Your task:
Reproduce the records exactly.

**** Given data ****

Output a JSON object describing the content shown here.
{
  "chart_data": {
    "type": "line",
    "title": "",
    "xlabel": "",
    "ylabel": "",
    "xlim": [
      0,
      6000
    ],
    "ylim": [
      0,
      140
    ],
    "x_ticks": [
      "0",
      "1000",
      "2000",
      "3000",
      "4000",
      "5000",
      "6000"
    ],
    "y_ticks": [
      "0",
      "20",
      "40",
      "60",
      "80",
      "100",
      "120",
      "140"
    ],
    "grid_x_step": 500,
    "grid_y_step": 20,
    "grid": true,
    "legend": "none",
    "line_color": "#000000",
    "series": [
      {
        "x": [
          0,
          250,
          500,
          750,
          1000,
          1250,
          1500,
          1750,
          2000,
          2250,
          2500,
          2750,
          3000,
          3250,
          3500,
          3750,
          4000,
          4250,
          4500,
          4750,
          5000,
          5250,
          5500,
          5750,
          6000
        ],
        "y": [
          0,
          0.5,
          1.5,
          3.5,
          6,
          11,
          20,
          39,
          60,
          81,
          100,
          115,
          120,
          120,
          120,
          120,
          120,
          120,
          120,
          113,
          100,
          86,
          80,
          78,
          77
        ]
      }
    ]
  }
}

****

Task answer:
Output a JSON object describing the content shown here.
{
  "chart_data": {
    "type": "line",
    "title": "",
    "xlabel": "",
    "ylabel": "",
    "xlim": [
      0,
      6000
    ],
    "ylim": [
      0,
      140
    ],
    "x_ticks": [
      "0",
      "1000",
      "2000",
      "3000",
      "4000",
      "5000",
      "6000"
    ],
    "y_ticks": [
      "0",
      "20",
      "40",
      "60",
      "80",
      "100",
      "120",
      "140"
    ],
    "grid_x_step": 500,
    "grid_y_step": 20,
    "grid": true,
    "legend": "none",
    "line_color": "#000000",
    "series": [
      {
        "x": [
          0,
          250,
          500,
          750,
          1000,
          1250,
          1500,
          1750,
          2000,
          2250,
          2500,
          2750,
          3000,
          3250,
          3500,
          3750,
          4000,
          4250,
          4500,
          4750,
          5000,
          5250,
          5500,
          5750,
          6000
        ],
        "y": [
          0,
          0.5,
          1.5,
          3.5,
          6,
          11,
          20,
          39,
          60,
          81,
          100,
          115,
          120,
          120,
          120,
          120,
          120,
          120,
          120,
          113,
          100,
          86,
          80,
          78,
          77
        ]
      }
    ]
  }
}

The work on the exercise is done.